Objective A:
Summarize the plagiarism-checker excerpt in two sentences.

* start Text excerpt *

Visualization Features

Color-coded highlighting of plagiarized content
Interactive filters to show/hide matches from different reference documents
Hover tooltips showing matching reference document and similarity score
Document legend for easy reference identification
Supports Markdown content with proper rendering
Opacity level indicating similarity strength (higher opacity = higher similarity) (TBD)

Programmatic Usage

see ./example.py

from sentence_plagiarism import check
from sentence_plagiarism.visualization.file_handlers import save_html
from sentence_plagiarism.visualization.html_generator import (
    create_html_with_highlights_md,
)

# Basic usage
check(
    examined_file="tests/txt/txt1.txt",
    reference_files=["tests/txt/txt2.txt", "tests/txt/txt3.txt"],
    similarity_threshold=0.8,
    output_file="results.json",
    text_output_file="results.txt",
    quiet=False,
    min_length=10,
    similarity_metric="jaccard_similarity",
)

# Visualization
from sentence_plagiarism.visualization.visualization_utils import (
    generate_document_colors,
)
from sentence_plagiarism.visualization.file_handlers import load_files
from sentence_plagiarism.visualization.html_generator import generate_final_html


markdown_content, plagiarism_matches = load_files(
    markdown_path="tests/txt/txt1.txt", json_path="results.json"

* end Text excerpt *
* start Input *

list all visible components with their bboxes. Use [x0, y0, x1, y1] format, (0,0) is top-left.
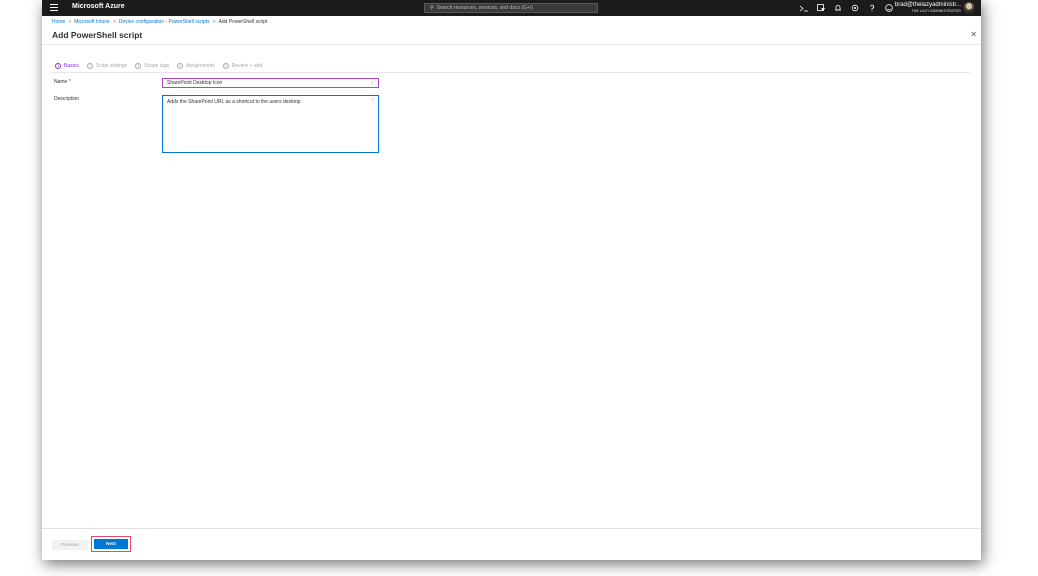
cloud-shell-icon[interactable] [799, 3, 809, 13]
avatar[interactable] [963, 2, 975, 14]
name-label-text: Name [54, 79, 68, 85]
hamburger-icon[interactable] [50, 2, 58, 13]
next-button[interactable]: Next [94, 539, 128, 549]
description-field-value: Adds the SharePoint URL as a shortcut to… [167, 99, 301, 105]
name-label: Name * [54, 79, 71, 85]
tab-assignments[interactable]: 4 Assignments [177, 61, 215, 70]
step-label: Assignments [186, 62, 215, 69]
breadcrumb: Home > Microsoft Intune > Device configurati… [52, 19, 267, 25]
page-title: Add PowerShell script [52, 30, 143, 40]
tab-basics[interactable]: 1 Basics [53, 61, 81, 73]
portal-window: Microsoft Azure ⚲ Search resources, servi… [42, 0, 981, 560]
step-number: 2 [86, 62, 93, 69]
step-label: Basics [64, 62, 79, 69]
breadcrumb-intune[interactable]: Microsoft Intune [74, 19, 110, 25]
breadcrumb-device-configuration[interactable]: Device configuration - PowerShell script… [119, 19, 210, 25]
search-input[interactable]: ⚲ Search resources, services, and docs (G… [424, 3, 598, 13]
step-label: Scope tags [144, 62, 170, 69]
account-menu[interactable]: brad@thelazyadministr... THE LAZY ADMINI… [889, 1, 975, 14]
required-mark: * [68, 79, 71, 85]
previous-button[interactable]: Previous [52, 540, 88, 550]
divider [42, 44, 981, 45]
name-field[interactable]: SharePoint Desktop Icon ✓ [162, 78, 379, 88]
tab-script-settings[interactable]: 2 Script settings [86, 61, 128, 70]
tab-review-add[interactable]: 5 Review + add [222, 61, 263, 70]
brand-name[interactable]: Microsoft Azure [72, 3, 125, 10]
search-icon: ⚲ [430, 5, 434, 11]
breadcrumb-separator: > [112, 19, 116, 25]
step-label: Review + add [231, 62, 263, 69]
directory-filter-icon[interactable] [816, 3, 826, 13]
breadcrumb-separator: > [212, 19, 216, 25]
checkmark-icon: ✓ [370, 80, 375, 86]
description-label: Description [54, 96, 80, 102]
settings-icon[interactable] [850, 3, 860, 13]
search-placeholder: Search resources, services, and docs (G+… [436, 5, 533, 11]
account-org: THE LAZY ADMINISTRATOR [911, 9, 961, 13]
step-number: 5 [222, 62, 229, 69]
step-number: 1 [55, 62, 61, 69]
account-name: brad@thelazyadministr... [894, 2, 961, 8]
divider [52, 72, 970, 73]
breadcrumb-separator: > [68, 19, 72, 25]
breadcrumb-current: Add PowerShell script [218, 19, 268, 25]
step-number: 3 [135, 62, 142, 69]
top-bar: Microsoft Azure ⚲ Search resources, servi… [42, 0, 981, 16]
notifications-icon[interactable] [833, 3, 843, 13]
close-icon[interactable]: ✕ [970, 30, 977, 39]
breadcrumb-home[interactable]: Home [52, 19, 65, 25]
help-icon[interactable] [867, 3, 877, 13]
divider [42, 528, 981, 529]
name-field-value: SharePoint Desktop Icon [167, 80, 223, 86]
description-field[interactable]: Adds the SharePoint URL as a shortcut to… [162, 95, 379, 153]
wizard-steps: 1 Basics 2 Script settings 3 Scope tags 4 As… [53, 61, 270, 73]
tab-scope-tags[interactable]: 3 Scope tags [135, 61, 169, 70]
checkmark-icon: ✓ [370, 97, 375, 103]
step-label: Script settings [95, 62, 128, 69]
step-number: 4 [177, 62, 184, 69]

* end Input *
* start Input *

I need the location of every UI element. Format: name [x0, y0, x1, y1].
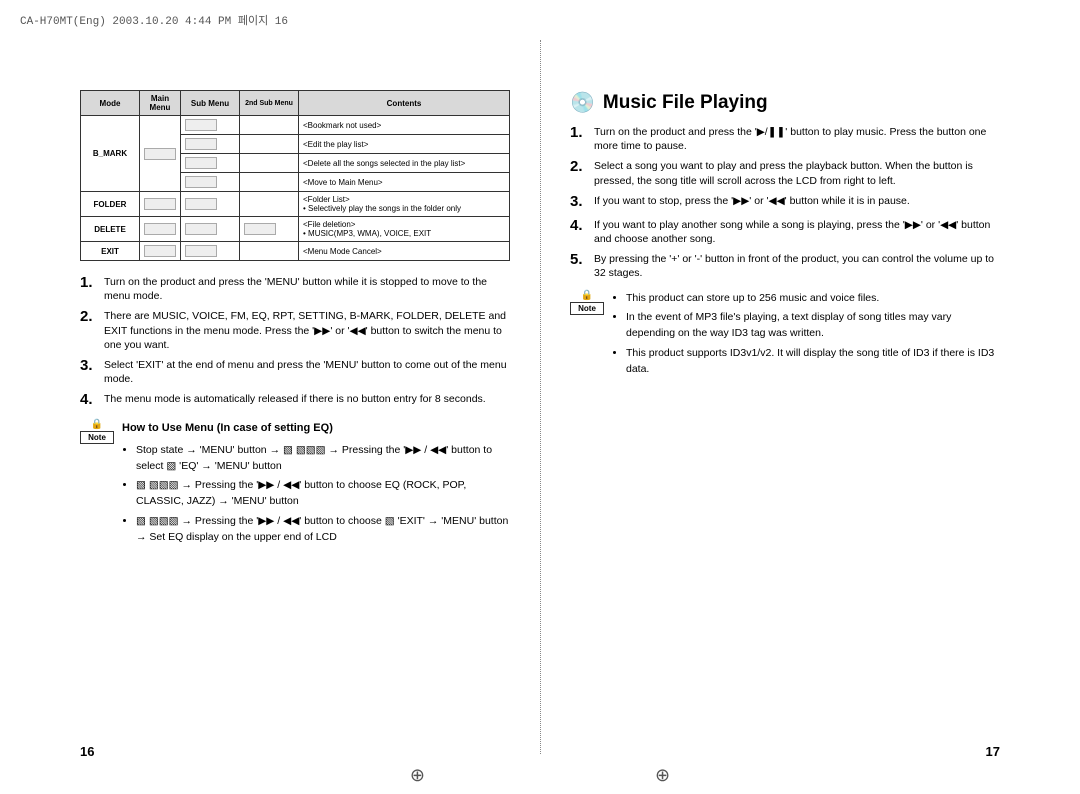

* end Input *

Objective B:
Format the entries as a two-column CSV with columns named request and response, one row per request, placing each in a single quoted field with line breaks turned into spaces. Begin at the line that has "list all visible", stop after the line that has "breadcrumb-separator: > [212, 19, 216, 25]", and leave the pictures out.

Final answer A:
The tool's visualization features include color-coded highlighting of plagiarized content, interactive filters to show or hide matches from different reference documents, hover tooltips with the matching reference document and similarity score, a document legend, and Markdown rendering, with opacity indicating similarity strength still to be determined. For programmatic usage, the excerpt points to ./example.py and shows a call to check that compares an examined file against reference files using a similarity threshold, output files, a minimum length, and a similarity metric, followed by loading the Markdown content and plagiarism matches for visualization.

Final answer B:
request,response
"list all visible components with their bboxes. Use [x0, y0, x1, y1] format, (0,0) is top-left.","cloud-shell-icon[interactable] [799, 3, 809, 13] avatar[interactable] [963, 2, 975, 14] name-label-text: Name [54, 79, 68, 85] hamburger-icon[interactable] [50, 2, 58, 13] next-button[interactable]: Next [94, 539, 128, 549] description-field-value: Adds the SharePoint URL as a shortcut to… [167, 99, 301, 105] name-label: Name * [54, 79, 71, 85] tab-assignments[interactable]: 4 Assignments [177, 61, 215, 70] step-label: Assignments [186, 62, 215, 69] breadcrumb: Home > Microsoft Intune > Device configurati… [52, 19, 267, 25] page-title: Add PowerShell script [52, 30, 143, 40] tab-basics[interactable]: 1 Basics [53, 61, 81, 73] portal-window: Microsoft Azure ⚲ Search resources, servi… [42, 0, 981, 560] step-number: 2 [86, 62, 93, 69] step-label: Basics [64, 62, 79, 69] breadcrumb-intune[interactable]: Microsoft Intune [74, 19, 110, 25] breadcrumb-device-configuration[interactable]: Device configuration - PowerShell script… [119, 19, 210, 25] search-input[interactable]: ⚲ Search resources, services, and docs (G… [424, 3, 598, 13] step-label: Scope tags [144, 62, 170, 69] account-menu[interactable]: brad@thelazyadministr... THE LAZY ADMINI… [889, 1, 975, 14] required-mark: * [68, 79, 71, 85] previous-button[interactable]: Previous [52, 540, 88, 550] divider [42, 44, 981, 45] name-field[interactable]: SharePoint Desktop Icon ✓ [162, 78, 379, 88] tab-script-settings[interactable]: 2 Script settings [86, 61, 128, 70] tab-review-add[interactable]: 5 Review + add [222, 61, 263, 70] brand-name[interactable]: Microsoft Azure [72, 3, 125, 10] search-icon: ⚲ [430, 5, 434, 11] breadcrumb-separator: > [112, 19, 116, 25] step-label: Review + add [231, 62, 263, 69] directory-filter-icon[interactable] [816, 3, 826, 13] breadcrumb-separator: > [212, 19, 216, 25]"